• _OBJECTIF 1_
D'après l'extrait sur la religion et le conflit, qui doit céder la place à Barack Obama l'an prochain ?
• _OBJECTIF 2_
Prolongez l'extrait sur la religion et le conflit en enchaînant directement après sa dernière phrase.

==== EXTRAIT À LIRE

Ta réponse m’a beaucoup intéressé, d’abord parce que tu vis le conflit de l’intérieur, ensuite parce que tu es dans la trentaine. Il m’a semblé à première lecture que tu minimisais le rôle néfaste de la religion dans la montée aux extrêmes de la guerre, pour relativiser les propos radicaux de Jean Soler, qui est lui-même, soit dit en passant, beaucoup plus nuancé et complet dans son approche que ne pourraient le faire croire les citations que j’ai tirées de La violence monothéiste. Ce qu’il montre bien, cependant, dans la chronique des échecs successifs du règlement du conflit, comme en ce qui concerne l’Irak – et quand bien même les cyniques n’y croiraient pas -, c’est l’importance majeure, pour la cristallisation de l’Hybris des peuples et des nations, de quelques images-force ou de quelque slogans-force relançant une mission universelle d’essence divine . Ces clichés et ces formules peuvent nous paraître simplistes, et les cyniques au pouvoir sont encore moins dupes que nous, mais il serait aussi simpliste de n’y voir qu’une rhétorique « bonne pour le peuple », dans la ligne d’interprétation réductrice et méprisante qui voulait que la religion fût «l’opium du peuple». Bien entendu, je comprends que tu ne voies pas trace de «main de Dieu » dans les massacres actuels, et sans doute les vrais extrémistes sont-ils minoritaires. N’empêche, et c’est un autre argument-force de Soler, que la petite Weltanschauung sécuritaire que tu évoques, qu’on peut rapporter au seul souci du bien-être généralisé d’une majorité d’Occidentaux, ne saurait faire le poids, aujourd’hui, par rapport à l’idée-force, essentiellement religieuse, que la vraie vie n’est pas la vallée de larmes de cette existence, mais une autre à venir, qui vaut tous les sacrifices pour un désespéré, et qui donne aux chefs religieux un pouvoir spécial, et aux mythes fondateurs une fonction durable.
Tu es d’une génération qui a envie de tourner la page, et comme je la comprends, après les monstruosités commises au XXe siècle au nom d’idéologies mortifères. L’an tout prochain, l’affreux Bush, dont la bigoterie providentialiste n’est pas qu’un gadget, cèdera la place à Barack Obama, et pendant ce temps les politiciens israéliens, comme tu l’as bien souligné, font le ménage. De tout mon cœur je souhaite une vie meilleure aux Palestiniens, en espérant que les hommes de bonne volonté de toutes les parties – et Dieu sait qu’il y en a – triompheront de l’invisible main du Mal.

========
==== DONNÉES EXTRAITES

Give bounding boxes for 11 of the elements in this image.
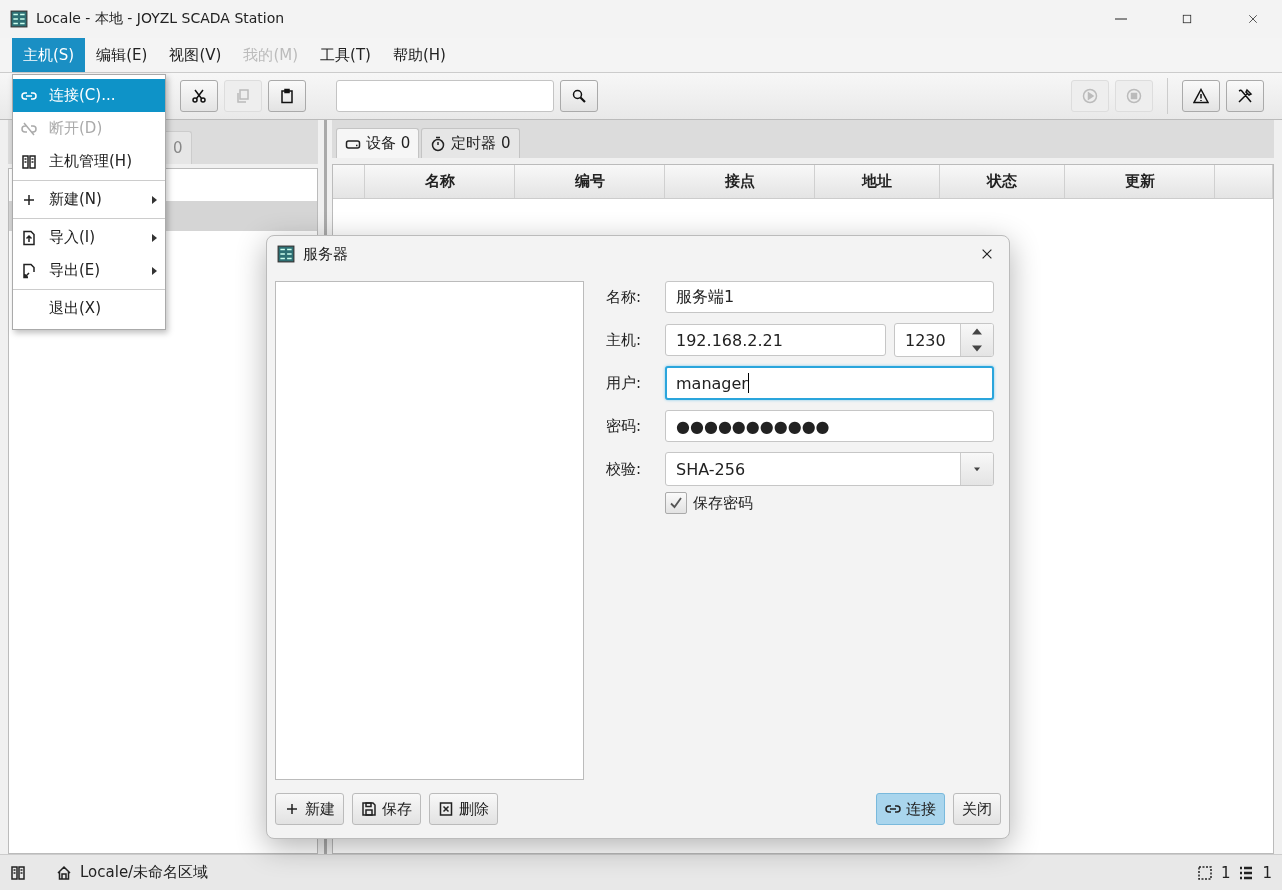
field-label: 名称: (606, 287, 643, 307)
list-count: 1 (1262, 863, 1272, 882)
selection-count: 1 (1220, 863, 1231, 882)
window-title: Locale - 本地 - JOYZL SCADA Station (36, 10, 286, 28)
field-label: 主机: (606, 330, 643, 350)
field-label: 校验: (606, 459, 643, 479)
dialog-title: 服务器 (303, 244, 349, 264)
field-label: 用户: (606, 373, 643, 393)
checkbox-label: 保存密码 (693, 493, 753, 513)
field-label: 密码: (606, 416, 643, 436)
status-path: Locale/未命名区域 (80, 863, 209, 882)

========

• _RÉPONSE ATTENDUE 1_
Bush doit céder la place à Barack Obama.

• _RÉPONSE ATTENDUE 2_
Je viens de lire La Haine de l’Occident de Jean Ziegler, dont le fil rouge est précisément le double langage des nations chrétiennes prônant le bien à travers l’Histoire, au nom du Tout-Puissant , et continuant de confisquer le mot « humanité » pour leur seul profit. Je sais bien que mon ami Ziegler a cautionné lui-même des régimes pourris, comme je sais que l’Autorité palestinienne à son lot de casseroles aussi sales que les consciences corrompues de moult dirigeants israéliens. Mais Ziegler se dit aussi croyant, chrétien, convaincu que le Christ nous engage du côté des humiliés et des offensés.
Je reviens enfin à Jean Soler qui écrivait il y a quelques mois : «Aujourd’hui que les Israéliens font semblant de négocier avec les Palestiniens pour ne pas déplaire à Bush, qui aimerait se prévaloir d’un succès diplomatique pour compenser le fiasco irakien, avant de quitter ses fonctions, un membre de la délégation palestinienne (au sommet d’Annapolis de novembre 2007) a déclaré : « Nos approches sont complètement antithétiques. La notre consiste a partir du droit international et des frontières de 1967 (avant la guerres des Six-Jours, il y a quarante ans !) et à négocier, sur cette bas , quelques arrangements. Celles des Israéliens consiste à partir des faits accomplis sur le terrain. Ils disent que le droit international n’a reien à voir avec notre conflit. Ils affirment qu’ils ont un titre de propriété sur Eretz Israël (la « terre d’Israël » dans sa définition biblique, on dit aussi : le Grand Israël), qu’il ne s’agit pas de nous rendre des territoires mais de nous en donner »…
Tu sais bien mieux que moi, cher Pascal, ce qui a fait le jeu du Hamas, au dam des Palestiniens. Jean Soler rappelle encore, en citant ses sources, qu’ environ 500 Palestiniens ont été tués entre le sommet d’Annapolis, en novembre 2007, et le mois d’août 2008. Au cours de ces huit mois, on a vu le triplement des permis de construire aux colons et l’augmentation de 8% des checkpoints. « Ce qui signifie que les autorités israéliennes n’ont absolument rien entreprise sur le terrain pour faciliter la création d’un Etat palestinien qu’elles appellent de leurs vœux et que la mainmise sur la Cisjordanie s’est accentuée »…
Mais je me répands alors qiue tu aurais tellement plus, toi, à dire de ce que tu vois et de ce que tu vis là-bas en ces jours terribles...

Merci, cher Pascal, de nous donner de tes nouvelles.
Je pense beaucoup à vous deux et à vos amis.

Jls

Images: Eyad Baba, Philip Seelen.

Commentaires

  • Certes la religion n’est sans doute plus le nœud central de ce conflit, mais elle y contribue quand même grandement.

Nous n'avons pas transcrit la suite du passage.